── Source ──
On Wed, Jun 22, 2016 at 08:13:29AM -0700, Andy Lutomirski wrote:
...
> >
> > However based on the above discussion, it appears that some sort of
> > prctl(PR_GET_TASK_SIZE, ...) and prctl(PR_SET_TASK_SIZE, ...) may be
> > preferable for AArch64. (And perhaps other justifications for the new
> > calls influences the x86 decisions.) What do folks think?
> 
> I would advocate a slightly different approach:
> 
>  - Keep TASK_SIZE either unconditionally matching the hardware or keep
> TASK_SIZE as the actual logical split between user and kernel
> addresses.  Don't let it change at runtime under any circumstances.
> The reason is that there have been plenty of bugs and
> overcomplications that result from letting it vary.  For example, if
> (addr < TASK_SIZE) really ought to be the correct check (assuming
> USER_DS, anyway) for whether dereferencing addr will access user
> memory, at least on architectures with a global address space (which
> is most of them, I think).
> 
>  - If needed, introduce a clean concept of the maximum address that
> mmap will return, but don't call it TASK_SIZE.  So, if a user program
> wants to limit itself to less than the full hardware VA space (or less
> than 63 bits, for that matter), it can.
───
### Given task 1
List every all-caps identifier in the email, such as macro or constant names, giving each only once.
The email and the entries have no connection to each other.
── Listing ──
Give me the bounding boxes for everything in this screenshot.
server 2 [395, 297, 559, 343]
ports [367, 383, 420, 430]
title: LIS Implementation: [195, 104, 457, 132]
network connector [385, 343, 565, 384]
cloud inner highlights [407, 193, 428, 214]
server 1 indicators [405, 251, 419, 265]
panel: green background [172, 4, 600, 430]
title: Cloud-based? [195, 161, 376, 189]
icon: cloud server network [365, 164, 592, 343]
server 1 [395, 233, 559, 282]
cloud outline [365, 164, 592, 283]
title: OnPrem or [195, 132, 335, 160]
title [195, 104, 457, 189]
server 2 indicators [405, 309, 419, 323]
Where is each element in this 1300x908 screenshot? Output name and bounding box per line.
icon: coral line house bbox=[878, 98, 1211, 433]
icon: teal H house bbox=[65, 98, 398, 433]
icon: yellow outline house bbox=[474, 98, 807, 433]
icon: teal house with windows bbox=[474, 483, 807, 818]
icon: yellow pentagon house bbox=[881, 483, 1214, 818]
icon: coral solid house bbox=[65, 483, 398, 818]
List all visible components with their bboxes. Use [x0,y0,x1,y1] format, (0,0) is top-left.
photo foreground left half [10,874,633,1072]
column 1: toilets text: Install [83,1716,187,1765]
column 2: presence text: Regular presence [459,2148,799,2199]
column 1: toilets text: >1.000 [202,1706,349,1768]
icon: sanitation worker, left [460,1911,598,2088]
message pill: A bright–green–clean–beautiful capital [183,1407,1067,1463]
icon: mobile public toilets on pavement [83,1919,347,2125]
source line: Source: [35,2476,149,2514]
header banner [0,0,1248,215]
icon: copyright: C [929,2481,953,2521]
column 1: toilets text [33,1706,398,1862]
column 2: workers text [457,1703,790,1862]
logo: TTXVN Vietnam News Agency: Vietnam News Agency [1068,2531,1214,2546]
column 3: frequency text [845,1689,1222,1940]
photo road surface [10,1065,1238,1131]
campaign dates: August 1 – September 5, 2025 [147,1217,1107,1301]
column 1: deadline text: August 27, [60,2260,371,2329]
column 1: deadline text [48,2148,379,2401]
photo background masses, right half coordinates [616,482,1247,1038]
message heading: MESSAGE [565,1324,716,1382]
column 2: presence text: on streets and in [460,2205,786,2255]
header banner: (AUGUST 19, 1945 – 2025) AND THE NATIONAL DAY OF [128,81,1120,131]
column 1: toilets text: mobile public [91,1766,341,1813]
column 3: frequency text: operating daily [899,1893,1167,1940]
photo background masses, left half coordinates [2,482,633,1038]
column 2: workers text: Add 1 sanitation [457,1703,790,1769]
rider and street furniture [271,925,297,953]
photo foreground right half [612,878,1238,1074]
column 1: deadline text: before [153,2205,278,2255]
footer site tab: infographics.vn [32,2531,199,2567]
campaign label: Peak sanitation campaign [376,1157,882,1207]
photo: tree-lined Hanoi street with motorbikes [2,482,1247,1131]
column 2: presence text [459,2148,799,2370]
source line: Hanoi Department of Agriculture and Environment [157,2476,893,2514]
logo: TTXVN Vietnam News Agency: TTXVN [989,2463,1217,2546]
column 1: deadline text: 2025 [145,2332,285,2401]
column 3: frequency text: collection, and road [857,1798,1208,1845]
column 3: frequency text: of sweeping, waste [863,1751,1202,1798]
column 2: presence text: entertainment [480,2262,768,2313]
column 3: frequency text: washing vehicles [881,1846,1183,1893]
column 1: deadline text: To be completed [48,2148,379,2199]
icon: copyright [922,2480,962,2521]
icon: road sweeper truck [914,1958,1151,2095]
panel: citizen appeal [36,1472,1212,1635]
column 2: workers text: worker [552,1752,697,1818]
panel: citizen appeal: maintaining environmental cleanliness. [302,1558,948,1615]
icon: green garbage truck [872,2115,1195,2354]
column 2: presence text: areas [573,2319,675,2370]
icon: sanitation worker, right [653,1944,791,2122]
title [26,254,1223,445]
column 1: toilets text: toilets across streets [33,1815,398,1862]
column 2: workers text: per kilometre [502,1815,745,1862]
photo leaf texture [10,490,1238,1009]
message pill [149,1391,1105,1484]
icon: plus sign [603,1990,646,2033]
───
### Given task 2
Retype the entries from their first line up to and including the line with "panel: green background [172, 4, 600, 430]".

### Complete answer 1
PR_GET_TASK_SIZE, PR_SET_TASK_SIZE, TASK_SIZE, USER_DS

### Complete answer 2
Give me the bounding boxes for everything in this screenshot.
server 2 [395, 297, 559, 343]
ports [367, 383, 420, 430]
title: LIS Implementation: [195, 104, 457, 132]
network connector [385, 343, 565, 384]
cloud inner highlights [407, 193, 428, 214]
server 1 indicators [405, 251, 419, 265]
panel: green background [172, 4, 600, 430]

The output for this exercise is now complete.